►

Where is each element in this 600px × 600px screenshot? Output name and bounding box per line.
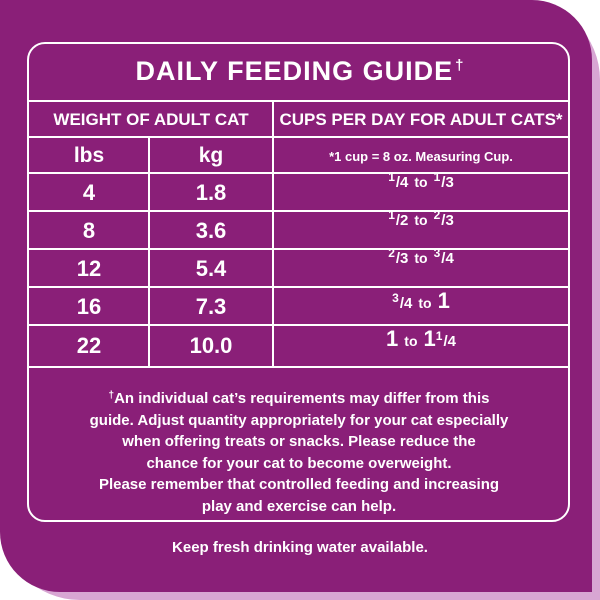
table-header-row: WEIGHT OF ADULT CAT CUPS PER DAY FOR ADU…: [29, 100, 568, 138]
subheader-cup-note: *1 cup = 8 oz. Measuring Cup.: [329, 148, 513, 164]
to-word: to: [414, 174, 428, 190]
to-numerator: 2: [433, 208, 441, 222]
header-weight: WEIGHT OF ADULT CAT: [53, 110, 249, 129]
note-line: †An individual cat’s requirements may di…: [45, 385, 553, 410]
from-numerator: 2: [388, 246, 395, 260]
lbs-value: 8: [82, 218, 96, 243]
from-numerator: 1: [388, 170, 395, 184]
divider: [272, 250, 274, 288]
cups-value: 2/3 to 3/4: [388, 246, 454, 267]
table-row: 22 10.0 1 to 1 1/4: [29, 324, 568, 368]
title-text: DAILY FEEDING GUIDE: [135, 56, 454, 86]
header-cups: CUPS PER DAY FOR ADULT CATS*: [279, 110, 563, 129]
from-numerator: 3: [392, 291, 399, 305]
divider: [272, 138, 274, 174]
to-word: to: [418, 295, 432, 311]
from-denominator: 4: [400, 174, 409, 191]
divider: [148, 326, 150, 366]
lbs-value: 12: [76, 256, 102, 281]
from-whole: 1: [386, 326, 399, 351]
kg-value: 1.8: [195, 180, 227, 205]
from-denominator: 3: [400, 250, 409, 267]
lbs-value: 16: [76, 294, 102, 319]
divider: [272, 212, 274, 250]
note-line: play and exercise can help.: [201, 497, 397, 515]
lbs-value: 4: [82, 180, 96, 205]
divider: [148, 174, 150, 212]
to-numerator: 1: [435, 329, 443, 343]
to-word: to: [414, 250, 428, 266]
to-whole: 1: [423, 326, 436, 351]
cups-value: 1 to 1 1/4: [386, 326, 456, 351]
title-dagger: †: [455, 57, 465, 74]
to-numerator: 1: [433, 170, 441, 184]
lbs-value: 22: [76, 333, 102, 358]
note-line: when offering treats or snacks. Please r…: [122, 433, 476, 450]
kg-value: 10.0: [189, 333, 233, 358]
divider: [272, 288, 274, 326]
table-row: 16 7.3 3/4 to 1: [29, 286, 568, 326]
note-dagger: †: [108, 390, 115, 401]
to-numerator: 3: [433, 246, 441, 260]
to-denominator: 4: [447, 333, 456, 350]
from-denominator: 2: [400, 212, 409, 229]
divider: [272, 326, 274, 366]
table-row: 12 5.4 2/3 to 3/4: [29, 246, 568, 288]
cups-value: 1/2 to 2/3: [388, 208, 454, 229]
guide-card-border: [27, 42, 570, 522]
to-denominator: 4: [445, 250, 454, 267]
kg-value: 3.6: [195, 218, 227, 243]
subheader-kg: kg: [198, 144, 224, 167]
kg-value: 7.3: [195, 294, 227, 319]
to-denominator: 3: [445, 174, 454, 191]
divider: [272, 102, 274, 138]
divider: [148, 138, 150, 174]
to-word: to: [414, 212, 428, 228]
divider: [272, 174, 274, 212]
to-denominator: 3: [445, 212, 454, 229]
water-reminder: Keep fresh drinking water available.: [172, 539, 428, 556]
kg-value: 5.4: [195, 256, 227, 281]
cups-value: 3/4 to 1: [392, 288, 450, 313]
to-whole: 1: [437, 288, 450, 313]
from-denominator: 4: [404, 295, 413, 312]
from-numerator: 1: [388, 208, 395, 222]
note-line: Please remember that controlled feeding …: [98, 476, 500, 493]
table-row: 8 3.6 1/2 to 2/3: [29, 208, 568, 250]
divider: [148, 250, 150, 288]
feeding-disclaimer: †An individual cat’s requirements may di…: [45, 385, 553, 517]
to-word: to: [404, 333, 418, 349]
note-line-text: An individual cat’s requirements may dif…: [114, 390, 490, 407]
subheader-lbs: lbs: [73, 144, 105, 167]
table-subheader-row: lbs kg *1 cup = 8 oz. Measuring Cup.: [29, 136, 568, 174]
cups-value: 1/4 to 1/3: [388, 170, 454, 191]
note-line: guide. Adjust quantity appropriately for…: [89, 411, 509, 429]
table-row: 4 1.8 1/4 to 1/3: [29, 170, 568, 212]
note-line: chance for your cat to become overweight…: [146, 454, 452, 472]
divider: [148, 288, 150, 326]
divider: [148, 212, 150, 250]
page-title: DAILY FEEDING GUIDE †: [0, 56, 600, 87]
purple-background: [0, 0, 592, 592]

◄

WHAT YOU SHOULD DO
Could you recast the material from the line containing "table-header-row: WEIGHT OF" through the line containing "lbs-value: 8: [82, 218, 96, 243]" as a JSON list of strings, one string per line, with blank lines left out?

REPLY
[
  "table-header-row: WEIGHT OF ADULT CAT CUPS PER DAY FOR ADU…: [29, 100, 568, 138]",
  "subheader-cup-note: *1 cup = 8 oz. Measuring Cup.: [329, 148, 513, 164]",
  "to-word: to: [414, 174, 428, 190]",
  "to-numerator: 2: [433, 208, 441, 222]",
  "header-weight: WEIGHT OF ADULT CAT: [53, 110, 249, 129]",
  "note-line: †An individual cat’s requirements may di…: [45, 385, 553, 410]",
  "from-numerator: 2: [388, 246, 395, 260]",
  "lbs-value: 8: [82, 218, 96, 243]"
]